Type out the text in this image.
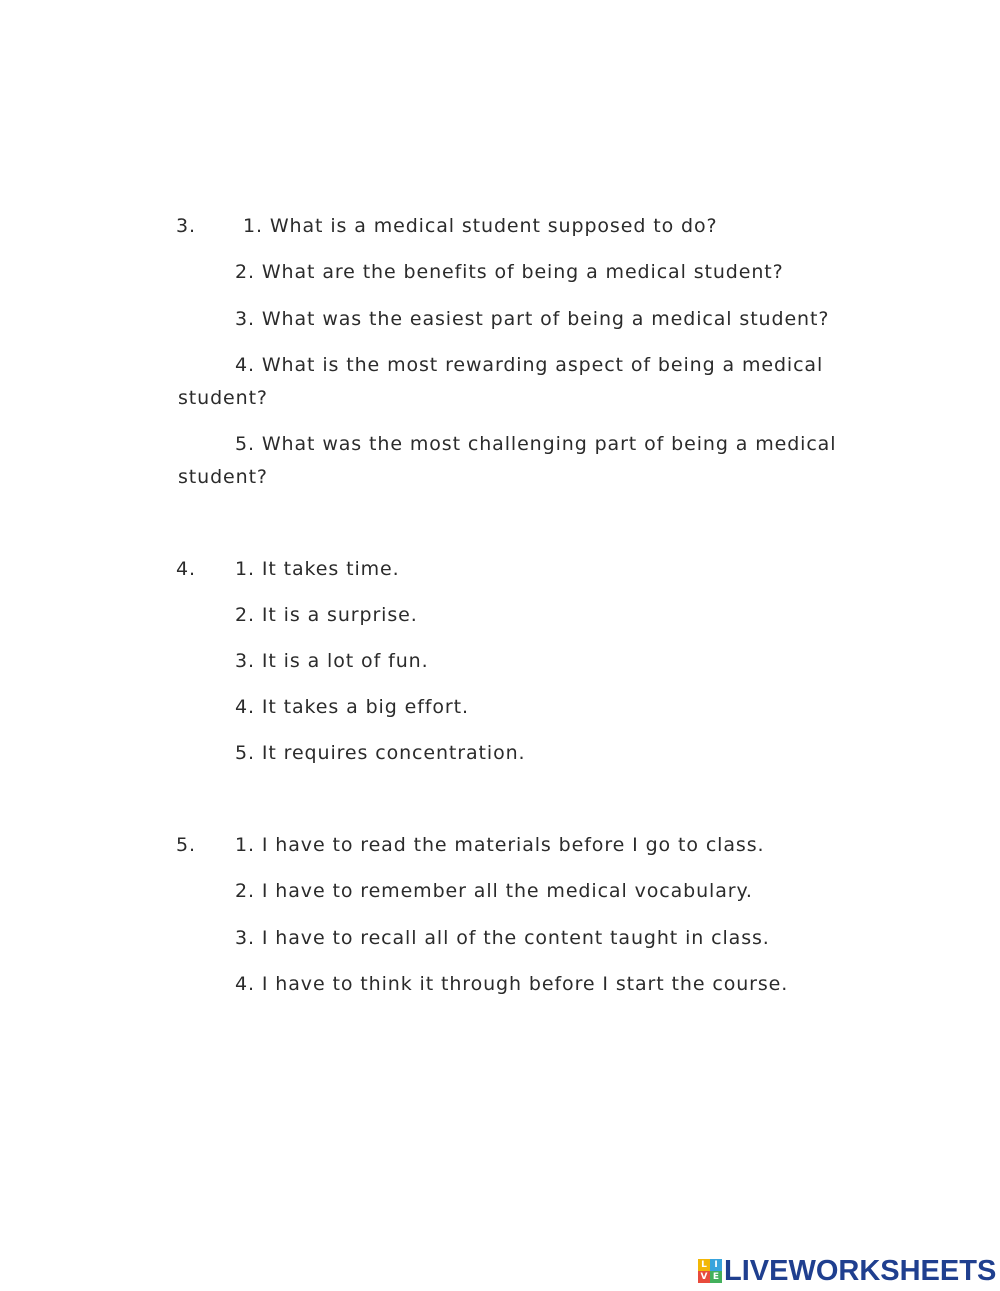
3. 1. What is a medical student supposed to do?
2. What are the benefits of being a medical student?
3. What was the easiest part of being a medical student?
4. What is the most rewarding aspect of being a medical
student?
5. What was the most challenging part of being a medical
student?
4. 1. It takes time.
2. It is a surprise.
3. It is a lot of fun.
4. It takes a big effort.
5. It requires concentration.
5. 1. I have to read the materials before I go to class.
2. I have to remember all the medical vocabulary.
3. I have to recall all of the content taught in class.
4. I have to think it through before I start the course.
L I
V E LIVEWORKSHEETS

Task brief:
Your copy should repeat each entry above exactly but contain no pictures.

Right answer:
Type out the text in this image.
3. 1. What is a medical student supposed to do?
2. What are the benefits of being a medical student?
3. What was the easiest part of being a medical student?
4. What is the most rewarding aspect of being a medical
student?
5. What was the most challenging part of being a medical
student?
4. 1. It takes time.
2. It is a surprise.
3. It is a lot of fun.
4. It takes a big effort.
5. It requires concentration.
5. 1. I have to read the materials before I go to class.
2. I have to remember all the medical vocabulary.
3. I have to recall all of the content taught in class.
4. I have to think it through before I start the course.
L I
V E LIVEWORKSHEETS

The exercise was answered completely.